Records contained in a dataset:

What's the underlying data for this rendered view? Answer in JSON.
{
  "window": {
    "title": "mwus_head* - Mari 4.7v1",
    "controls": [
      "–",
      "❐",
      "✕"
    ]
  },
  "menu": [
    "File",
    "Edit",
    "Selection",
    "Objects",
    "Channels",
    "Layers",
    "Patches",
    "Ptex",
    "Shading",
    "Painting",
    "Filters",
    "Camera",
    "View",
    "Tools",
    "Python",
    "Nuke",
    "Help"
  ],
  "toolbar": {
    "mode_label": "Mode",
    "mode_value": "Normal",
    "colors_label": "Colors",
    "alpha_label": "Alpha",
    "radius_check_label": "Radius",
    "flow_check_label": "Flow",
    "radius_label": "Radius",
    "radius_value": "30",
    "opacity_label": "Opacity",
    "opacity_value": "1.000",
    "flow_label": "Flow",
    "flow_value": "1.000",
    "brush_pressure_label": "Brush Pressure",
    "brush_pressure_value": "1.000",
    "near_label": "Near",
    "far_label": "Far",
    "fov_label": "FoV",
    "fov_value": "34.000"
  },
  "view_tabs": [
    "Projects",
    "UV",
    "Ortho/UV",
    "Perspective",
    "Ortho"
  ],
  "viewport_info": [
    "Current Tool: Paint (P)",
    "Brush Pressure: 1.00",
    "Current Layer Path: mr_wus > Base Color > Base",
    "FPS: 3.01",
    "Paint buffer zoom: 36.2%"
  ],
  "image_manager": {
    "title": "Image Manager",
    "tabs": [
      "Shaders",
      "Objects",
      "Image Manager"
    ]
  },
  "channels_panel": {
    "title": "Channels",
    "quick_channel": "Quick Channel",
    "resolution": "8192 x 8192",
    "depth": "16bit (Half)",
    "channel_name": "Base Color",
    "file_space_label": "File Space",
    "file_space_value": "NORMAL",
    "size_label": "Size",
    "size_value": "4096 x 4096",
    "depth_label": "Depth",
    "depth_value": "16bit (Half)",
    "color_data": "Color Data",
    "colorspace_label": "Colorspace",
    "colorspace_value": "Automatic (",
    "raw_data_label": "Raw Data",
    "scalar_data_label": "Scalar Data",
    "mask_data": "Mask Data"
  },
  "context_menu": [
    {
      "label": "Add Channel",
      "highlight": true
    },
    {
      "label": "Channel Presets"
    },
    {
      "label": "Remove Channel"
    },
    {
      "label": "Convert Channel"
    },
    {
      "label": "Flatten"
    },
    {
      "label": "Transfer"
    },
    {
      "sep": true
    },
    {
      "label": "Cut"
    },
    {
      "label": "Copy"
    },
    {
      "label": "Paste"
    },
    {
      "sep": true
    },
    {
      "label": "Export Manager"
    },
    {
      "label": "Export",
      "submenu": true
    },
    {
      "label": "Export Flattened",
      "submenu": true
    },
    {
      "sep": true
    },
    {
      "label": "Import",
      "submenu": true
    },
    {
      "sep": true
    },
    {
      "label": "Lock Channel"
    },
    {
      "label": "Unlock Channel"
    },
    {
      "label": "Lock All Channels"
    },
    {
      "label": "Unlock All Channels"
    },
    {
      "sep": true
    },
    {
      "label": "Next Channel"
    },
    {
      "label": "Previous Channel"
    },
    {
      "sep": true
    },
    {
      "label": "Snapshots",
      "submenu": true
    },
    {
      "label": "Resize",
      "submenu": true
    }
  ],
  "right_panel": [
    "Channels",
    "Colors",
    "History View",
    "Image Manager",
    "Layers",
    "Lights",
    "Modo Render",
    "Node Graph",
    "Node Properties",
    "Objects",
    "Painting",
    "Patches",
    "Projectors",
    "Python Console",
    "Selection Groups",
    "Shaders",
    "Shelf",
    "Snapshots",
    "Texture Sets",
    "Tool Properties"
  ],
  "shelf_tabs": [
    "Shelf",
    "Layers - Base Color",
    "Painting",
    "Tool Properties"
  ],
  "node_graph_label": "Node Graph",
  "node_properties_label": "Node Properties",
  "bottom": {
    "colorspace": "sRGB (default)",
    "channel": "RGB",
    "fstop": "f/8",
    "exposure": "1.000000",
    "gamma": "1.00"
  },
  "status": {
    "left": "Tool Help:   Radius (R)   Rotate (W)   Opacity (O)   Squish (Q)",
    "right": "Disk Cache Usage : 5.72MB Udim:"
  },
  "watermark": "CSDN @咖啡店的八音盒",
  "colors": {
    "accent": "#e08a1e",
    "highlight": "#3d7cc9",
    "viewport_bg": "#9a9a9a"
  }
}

- [Your task]:
Produce an exact copy of every entry above.

- [Written response]:
What's the underlying data for this rendered view? Answer in JSON.
{
  "window": {
    "title": "mwus_head* - Mari 4.7v1",
    "controls": [
      "–",
      "❐",
      "✕"
    ]
  },
  "menu": [
    "File",
    "Edit",
    "Selection",
    "Objects",
    "Channels",
    "Layers",
    "Patches",
    "Ptex",
    "Shading",
    "Painting",
    "Filters",
    "Camera",
    "View",
    "Tools",
    "Python",
    "Nuke",
    "Help"
  ],
  "toolbar": {
    "mode_label": "Mode",
    "mode_value": "Normal",
    "colors_label": "Colors",
    "alpha_label": "Alpha",
    "radius_check_label": "Radius",
    "flow_check_label": "Flow",
    "radius_label": "Radius",
    "radius_value": "30",
    "opacity_label": "Opacity",
    "opacity_value": "1.000",
    "flow_label": "Flow",
    "flow_value": "1.000",
    "brush_pressure_label": "Brush Pressure",
    "brush_pressure_value": "1.000",
    "near_label": "Near",
    "far_label": "Far",
    "fov_label": "FoV",
    "fov_value": "34.000"
  },
  "view_tabs": [
    "Projects",
    "UV",
    "Ortho/UV",
    "Perspective",
    "Ortho"
  ],
  "viewport_info": [
    "Current Tool: Paint (P)",
    "Brush Pressure: 1.00",
    "Current Layer Path: mr_wus > Base Color > Base",
    "FPS: 3.01",
    "Paint buffer zoom: 36.2%"
  ],
  "image_manager": {
    "title": "Image Manager",
    "tabs": [
      "Shaders",
      "Objects",
      "Image Manager"
    ]
  },
  "channels_panel": {
    "title": "Channels",
    "quick_channel": "Quick Channel",
    "resolution": "8192 x 8192",
    "depth": "16bit (Half)",
    "channel_name": "Base Color",
    "file_space_label": "File Space",
    "file_space_value": "NORMAL",
    "size_label": "Size",
    "size_value": "4096 x 4096",
    "depth_label": "Depth",
    "depth_value": "16bit (Half)",
    "color_data": "Color Data",
    "colorspace_label": "Colorspace",
    "colorspace_value": "Automatic (",
    "raw_data_label": "Raw Data",
    "scalar_data_label": "Scalar Data",
    "mask_data": "Mask Data"
  },
  "context_menu": [
    {
      "label": "Add Channel",
      "highlight": true
    },
    {
      "label": "Channel Presets"
    },
    {
      "label": "Remove Channel"
    },
    {
      "label": "Convert Channel"
    },
    {
      "label": "Flatten"
    },
    {
      "label": "Transfer"
    },
    {
      "sep": true
    },
    {
      "label": "Cut"
    },
    {
      "label": "Copy"
    },
    {
      "label": "Paste"
    },
    {
      "sep": true
    },
    {
      "label": "Export Manager"
    },
    {
      "label": "Export",
      "submenu": true
    },
    {
      "label": "Export Flattened",
      "submenu": true
    },
    {
      "sep": true
    },
    {
      "label": "Import",
      "submenu": true
    },
    {
      "sep": true
    },
    {
      "label": "Lock Channel"
    },
    {
      "label": "Unlock Channel"
    },
    {
      "label": "Lock All Channels"
    },
    {
      "label": "Unlock All Channels"
    },
    {
      "sep": true
    },
    {
      "label": "Next Channel"
    },
    {
      "label": "Previous Channel"
    },
    {
      "sep": true
    },
    {
      "label": "Snapshots",
      "submenu": true
    },
    {
      "label": "Resize",
      "submenu": true
    }
  ],
  "right_panel": [
    "Channels",
    "Colors",
    "History View",
    "Image Manager",
    "Layers",
    "Lights",
    "Modo Render",
    "Node Graph",
    "Node Properties",
    "Objects",
    "Painting",
    "Patches",
    "Projectors",
    "Python Console",
    "Selection Groups",
    "Shaders",
    "Shelf",
    "Snapshots",
    "Texture Sets",
    "Tool Properties"
  ],
  "shelf_tabs": [
    "Shelf",
    "Layers - Base Color",
    "Painting",
    "Tool Properties"
  ],
  "node_graph_label": "Node Graph",
  "node_properties_label": "Node Properties",
  "bottom": {
    "colorspace": "sRGB (default)",
    "channel": "RGB",
    "fstop": "f/8",
    "exposure": "1.000000",
    "gamma": "1.00"
  },
  "status": {
    "left": "Tool Help:   Radius (R)   Rotate (W)   Opacity (O)   Squish (Q)",
    "right": "Disk Cache Usage : 5.72MB Udim:"
  },
  "watermark": "CSDN @咖啡店的八音盒",
  "colors": {
    "accent": "#e08a1e",
    "highlight": "#3d7cc9",
    "viewport_bg": "#9a9a9a"
  }
}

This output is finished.